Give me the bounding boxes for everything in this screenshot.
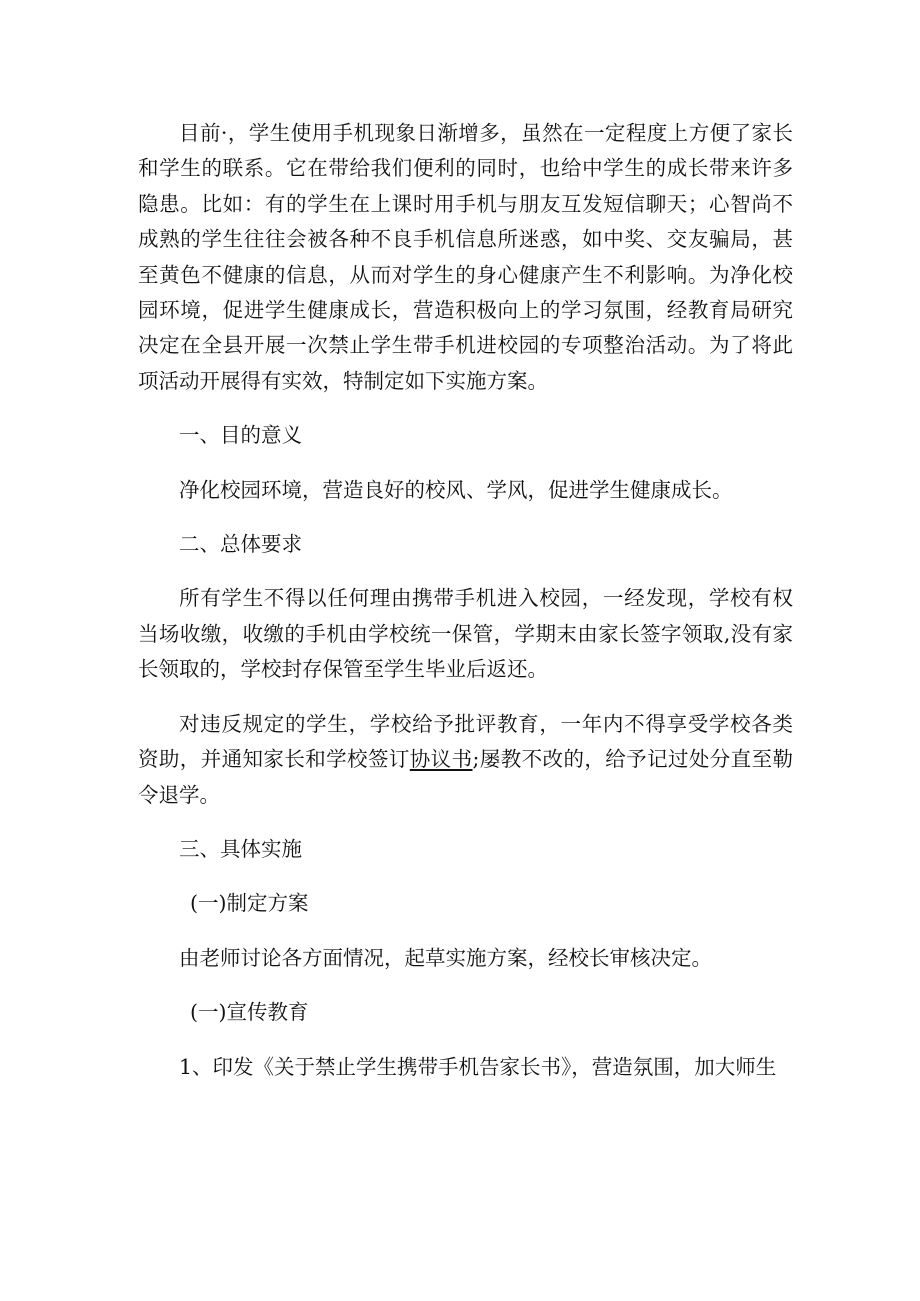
- section-1-text: 净化校园环境，营造良好的校风、学风，促进学生健康成长。: [179, 477, 733, 502]
- section-1-heading: 一、目的意义: [179, 423, 302, 448]
- subsection-1-heading: (一)制定方案: [190, 891, 309, 916]
- paragraph-text-after-link: ;屡教不改的，给予记过处分直至勒令退学。: [138, 747, 793, 807]
- intro-paragraph: 目前·，学生使用手机现象日渐增多，虽然在一定程度上方便了家长和学生的联系。它在带给我们便利的同时，也给中学生的成长带来许多隐患。比如：有的学生在上课时用手机与朋友互发短信聊天；心智尚不成熟的学生往往会被各种不良手机信息所迷惑，如中奖、交友骗局，甚至黄色不健康的信息，从而对学生的身心健康产生不利影响。为净化校园环境，促进学生健康成长，营造积极向上的学习氛围，经教育局研究决定在全县开展一次禁止学生带手机进校园的专项整治活动。为了将此项活动开展得有实效，特制定如下实施方案。: [138, 121, 793, 393]
- document-page: [138, 116, 793, 1085]
- section-2-heading: 二、总体要求: [179, 532, 302, 557]
- section-2-paragraph-2: [138, 707, 793, 813]
- section-2-paragraph-1: 所有学生不得以任何理由携带手机进入校园，一经发现，学校有权当场收缴，收缴的手机由学校统一保管，学期末由家长签字领取,没有家长领取的，学校封存保管至学生毕业后返还。: [138, 586, 793, 682]
- section-3-heading: 三、具体实施: [179, 836, 302, 861]
- list-item-1: 1、印发《关于禁止学生携带手机告家长书》，营造氛围，加大师生: [179, 1054, 777, 1079]
- agreement-link[interactable]: 协议书: [409, 747, 473, 772]
- subsection-2-heading: (一)宣传教育: [190, 1000, 309, 1025]
- subsection-1-text: 由老师讨论各方面情况，起草实施方案，经校长审核决定。: [179, 945, 712, 970]
- paragraph-text-before-link: 对违反规定的学生，学校给予批评教育，一年内不得享受学校各类资助，并通知家长和学校签订: [138, 711, 793, 772]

● TO DO: Can you reproduce the data above word for word, leaving the pictures out of your answer?

● SOLUTION FOR THIS TASK:
Give me the bounding boxes for everything in this screenshot.
- section-1-text: 净化校园环境，营造良好的校风、学风，促进学生健康成长。: [179, 477, 733, 502]
- section-1-heading: 一、目的意义: [179, 423, 302, 448]
- subsection-1-heading: (一)制定方案: [190, 891, 309, 916]
- paragraph-text-after-link: ;屡教不改的，给予记过处分直至勒令退学。: [138, 747, 793, 807]
- intro-paragraph: 目前·，学生使用手机现象日渐增多，虽然在一定程度上方便了家长和学生的联系。它在带给我们便利的同时，也给中学生的成长带来许多隐患。比如：有的学生在上课时用手机与朋友互发短信聊天；心智尚不成熟的学生往往会被各种不良手机信息所迷惑，如中奖、交友骗局，甚至黄色不健康的信息，从而对学生的身心健康产生不利影响。为净化校园环境，促进学生健康成长，营造积极向上的学习氛围，经教育局研究决定在全县开展一次禁止学生带手机进校园的专项整治活动。为了将此项活动开展得有实效，特制定如下实施方案。: [138, 121, 793, 393]
- document-page: [138, 116, 793, 1085]
- section-2-heading: 二、总体要求: [179, 532, 302, 557]
- section-2-paragraph-2: [138, 707, 793, 813]
- section-2-paragraph-1: 所有学生不得以任何理由携带手机进入校园，一经发现，学校有权当场收缴，收缴的手机由学校统一保管，学期末由家长签字领取,没有家长领取的，学校封存保管至学生毕业后返还。: [138, 586, 793, 682]
- section-3-heading: 三、具体实施: [179, 836, 302, 861]
- list-item-1: 1、印发《关于禁止学生携带手机告家长书》，营造氛围，加大师生: [179, 1054, 777, 1079]
- agreement-link[interactable]: 协议书: [409, 747, 473, 772]
- subsection-2-heading: (一)宣传教育: [190, 1000, 309, 1025]
- subsection-1-text: 由老师讨论各方面情况，起草实施方案，经校长审核决定。: [179, 945, 712, 970]
- paragraph-text-before-link: 对违反规定的学生，学校给予批评教育，一年内不得享受学校各类资助，并通知家长和学校签订: [138, 711, 793, 772]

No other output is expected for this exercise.